Each line below should be reproduced without any alteration.

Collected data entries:
* * * * *

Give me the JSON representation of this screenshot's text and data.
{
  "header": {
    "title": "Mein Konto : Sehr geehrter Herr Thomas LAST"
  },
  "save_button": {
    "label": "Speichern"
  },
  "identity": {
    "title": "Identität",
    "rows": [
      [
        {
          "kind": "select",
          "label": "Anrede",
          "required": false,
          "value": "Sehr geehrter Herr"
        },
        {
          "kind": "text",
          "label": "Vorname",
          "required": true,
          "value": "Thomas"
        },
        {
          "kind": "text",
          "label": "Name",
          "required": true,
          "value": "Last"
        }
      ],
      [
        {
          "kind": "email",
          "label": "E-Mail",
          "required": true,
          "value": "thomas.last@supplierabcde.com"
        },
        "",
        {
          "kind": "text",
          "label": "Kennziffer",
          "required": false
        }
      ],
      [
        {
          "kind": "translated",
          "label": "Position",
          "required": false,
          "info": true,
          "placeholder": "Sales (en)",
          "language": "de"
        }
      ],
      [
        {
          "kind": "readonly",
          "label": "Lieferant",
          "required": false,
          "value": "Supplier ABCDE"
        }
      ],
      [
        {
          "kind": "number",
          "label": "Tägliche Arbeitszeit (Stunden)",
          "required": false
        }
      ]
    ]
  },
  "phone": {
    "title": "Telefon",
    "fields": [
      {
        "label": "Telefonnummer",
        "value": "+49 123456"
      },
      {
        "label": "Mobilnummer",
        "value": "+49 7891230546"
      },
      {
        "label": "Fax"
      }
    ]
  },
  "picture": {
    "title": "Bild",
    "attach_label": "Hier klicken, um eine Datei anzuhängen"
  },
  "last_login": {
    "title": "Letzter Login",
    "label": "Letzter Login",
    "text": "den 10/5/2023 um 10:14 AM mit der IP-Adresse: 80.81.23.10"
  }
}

* * * * *

ANSWER TO THE EXERCISE:
Give me the JSON representation of this screenshot's text and data.
{
  "header": {
    "title": "Mein Konto : Sehr geehrter Herr Thomas LAST"
  },
  "save_button": {
    "label": "Speichern"
  },
  "identity": {
    "title": "Identität",
    "rows": [
      [
        {
          "kind": "select",
          "label": "Anrede",
          "required": false,
          "value": "Sehr geehrter Herr"
        },
        {
          "kind": "text",
          "label": "Vorname",
          "required": true,
          "value": "Thomas"
        },
        {
          "kind": "text",
          "label": "Name",
          "required": true,
          "value": "Last"
        }
      ],
      [
        {
          "kind": "email",
          "label": "E-Mail",
          "required": true,
          "value": "thomas.last@supplierabcde.com"
        },
        "",
        {
          "kind": "text",
          "label": "Kennziffer",
          "required": false
        }
      ],
      [
        {
          "kind": "translated",
          "label": "Position",
          "required": false,
          "info": true,
          "placeholder": "Sales (en)",
          "language": "de"
        }
      ],
      [
        {
          "kind": "readonly",
          "label": "Lieferant",
          "required": false,
          "value": "Supplier ABCDE"
        }
      ],
      [
        {
          "kind": "number",
          "label": "Tägliche Arbeitszeit (Stunden)",
          "required": false
        }
      ]
    ]
  },
  "phone": {
    "title": "Telefon",
    "fields": [
      {
        "label": "Telefonnummer",
        "value": "+49 123456"
      },
      {
        "label": "Mobilnummer",
        "value": "+49 7891230546"
      },
      {
        "label": "Fax"
      }
    ]
  },
  "picture": {
    "title": "Bild",
    "attach_label": "Hier klicken, um eine Datei anzuhängen"
  },
  "last_login": {
    "title": "Letzter Login",
    "label": "Letzter Login",
    "text": "den 10/5/2023 um 10:14 AM mit der IP-Adresse: 80.81.23.10"
  }
}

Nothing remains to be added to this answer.